Raw records:
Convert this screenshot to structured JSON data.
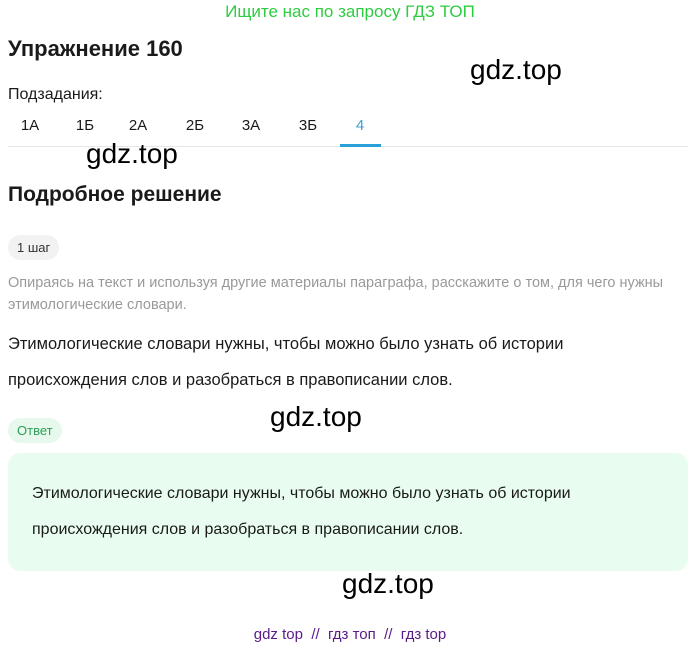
{
  "promo": "Ищите нас по запросу ГДЗ ТОП",
  "title": "Упражнение 160",
  "subtasks_label": "Подзадания:",
  "tabs": [
    "1А",
    "1Б",
    "2А",
    "2Б",
    "3А",
    "3Б",
    "4"
  ],
  "active_tab": "4",
  "section_title": "Подробное решение",
  "step_badge": "1 шаг",
  "question": "Опираясь на текст и используя другие материалы параграфа, расскажите о том, для чего нужны этимологические словари.",
  "solution": "Этимологические словари нужны, чтобы можно было узнать об истории происхождения слов и разобраться в правописании слов.",
  "answer_badge": "Ответ",
  "answer": "Этимологические словари нужны, чтобы можно было узнать об истории происхождения слов и разобраться в правописании слов.",
  "watermark": "gdz.top",
  "footer_links": [
    "gdz top",
    "гдз топ",
    "гдз top"
  ],
  "footer_separator": "//",
  "colors": {
    "accent": "#2aa0d8",
    "promo": "#2ecc40",
    "answer_bg": "#e8fdef",
    "link": "#5a1a8a"
  }
}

Goal:
Every entry above should be duplicated exactly. Do not include the images.

Reply:
Convert this screenshot to structured JSON data.
{
  "promo": "Ищите нас по запросу ГДЗ ТОП",
  "title": "Упражнение 160",
  "subtasks_label": "Подзадания:",
  "tabs": [
    "1А",
    "1Б",
    "2А",
    "2Б",
    "3А",
    "3Б",
    "4"
  ],
  "active_tab": "4",
  "section_title": "Подробное решение",
  "step_badge": "1 шаг",
  "question": "Опираясь на текст и используя другие материалы параграфа, расскажите о том, для чего нужны этимологические словари.",
  "solution": "Этимологические словари нужны, чтобы можно было узнать об истории происхождения слов и разобраться в правописании слов.",
  "answer_badge": "Ответ",
  "answer": "Этимологические словари нужны, чтобы можно было узнать об истории происхождения слов и разобраться в правописании слов.",
  "watermark": "gdz.top",
  "footer_links": [
    "gdz top",
    "гдз топ",
    "гдз top"
  ],
  "footer_separator": "//",
  "colors": {
    "accent": "#2aa0d8",
    "promo": "#2ecc40",
    "answer_bg": "#e8fdef",
    "link": "#5a1a8a"
  }
}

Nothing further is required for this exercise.